> [WHAT YOU WILL DO]: Search the data for the word "OfflineInsiderEnroll" and copy every line that contains it.

> [RAW RECORDS]:
>>>>>

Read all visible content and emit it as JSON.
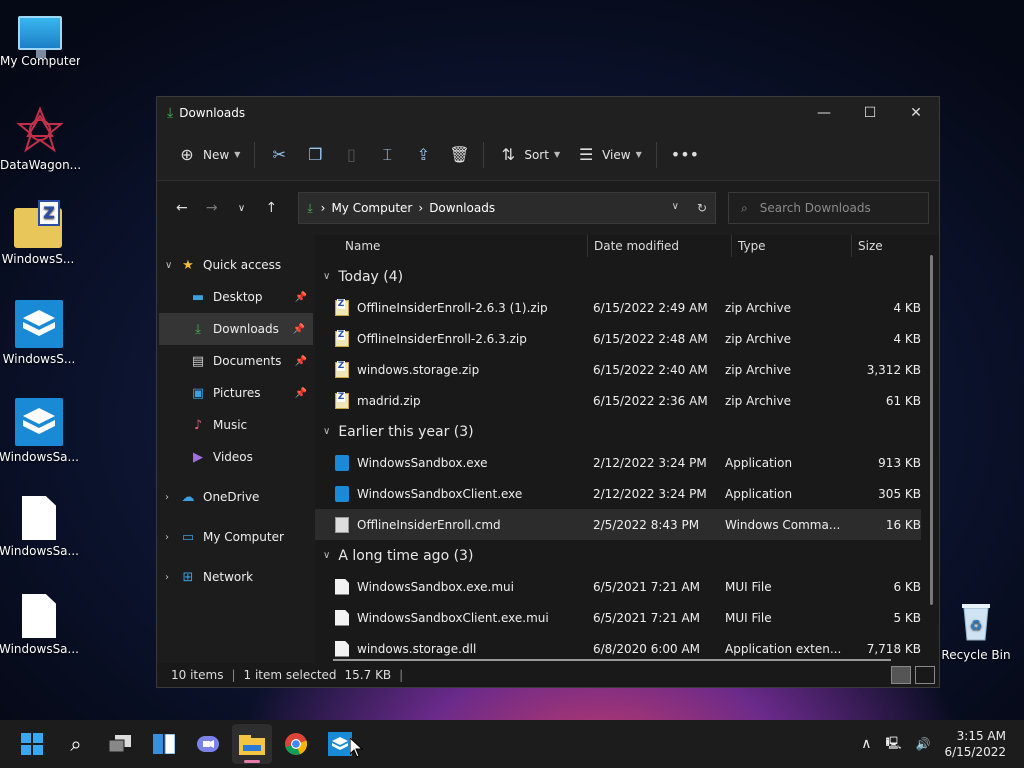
{
  "desktop": {
    "icons": [
      {
        "label": "My Computer",
        "icon": "monitor-icon"
      },
      {
        "label": "DataWagon...",
        "icon": "star-logo-icon"
      },
      {
        "label": "WindowsS...",
        "icon": "zip-folder-icon"
      },
      {
        "label": "WindowsS...",
        "icon": "sandbox-icon"
      },
      {
        "label": "WindowsSa...",
        "icon": "sandbox-icon"
      },
      {
        "label": "WindowsSa...",
        "icon": "document-icon"
      },
      {
        "label": "WindowsSa...",
        "icon": "document-icon"
      },
      {
        "label": "Recycle Bin",
        "icon": "recycle-bin-icon"
      }
    ]
  },
  "window": {
    "title": "Downloads",
    "toolbar": {
      "new_label": "New",
      "sort_label": "Sort",
      "view_label": "View"
    },
    "address": {
      "crumbs": [
        "My Computer",
        "Downloads"
      ]
    },
    "search": {
      "placeholder": "Search Downloads"
    },
    "nav": {
      "quick_access": "Quick access",
      "items": [
        "Desktop",
        "Downloads",
        "Documents",
        "Pictures",
        "Music",
        "Videos"
      ],
      "onedrive": "OneDrive",
      "my_computer": "My Computer",
      "network": "Network"
    },
    "columns": {
      "name": "Name",
      "date": "Date modified",
      "type": "Type",
      "size": "Size"
    },
    "groups": [
      {
        "label": "Today (4)",
        "rows": [
          {
            "name": "OfflineInsiderEnroll-2.6.3 (1).zip",
            "date": "6/15/2022 2:49 AM",
            "type": "zip Archive",
            "size": "4 KB"
          },
          {
            "name": "OfflineInsiderEnroll-2.6.3.zip",
            "date": "6/15/2022 2:48 AM",
            "type": "zip Archive",
            "size": "4 KB"
          },
          {
            "name": "windows.storage.zip",
            "date": "6/15/2022 2:40 AM",
            "type": "zip Archive",
            "size": "3,312 KB"
          },
          {
            "name": "madrid.zip",
            "date": "6/15/2022 2:36 AM",
            "type": "zip Archive",
            "size": "61 KB"
          }
        ]
      },
      {
        "label": "Earlier this year (3)",
        "rows": [
          {
            "name": "WindowsSandbox.exe",
            "date": "2/12/2022 3:24 PM",
            "type": "Application",
            "size": "913 KB"
          },
          {
            "name": "WindowsSandboxClient.exe",
            "date": "2/12/2022 3:24 PM",
            "type": "Application",
            "size": "305 KB"
          },
          {
            "name": "OfflineInsiderEnroll.cmd",
            "date": "2/5/2022 8:43 PM",
            "type": "Windows Comma...",
            "size": "16 KB"
          }
        ]
      },
      {
        "label": "A long time ago (3)",
        "rows": [
          {
            "name": "WindowsSandbox.exe.mui",
            "date": "6/5/2021 7:21 AM",
            "type": "MUI File",
            "size": "6 KB"
          },
          {
            "name": "WindowsSandboxClient.exe.mui",
            "date": "6/5/2021 7:21 AM",
            "type": "MUI File",
            "size": "5 KB"
          },
          {
            "name": "windows.storage.dll",
            "date": "6/8/2020 6:00 AM",
            "type": "Application exten...",
            "size": "7,718 KB"
          }
        ]
      }
    ],
    "status": {
      "count": "10 items",
      "selected": "1 item selected",
      "size": "15.7 KB"
    }
  },
  "taskbar": {
    "time": "3:15 AM",
    "date": "6/15/2022"
  }
}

<<<<<

> [ANSWER TO THIS TASK]:
            "name": "OfflineInsiderEnroll-2.6.3 (1).zip",
            "name": "OfflineInsiderEnroll-2.6.3.zip",
            "name": "OfflineInsiderEnroll.cmd",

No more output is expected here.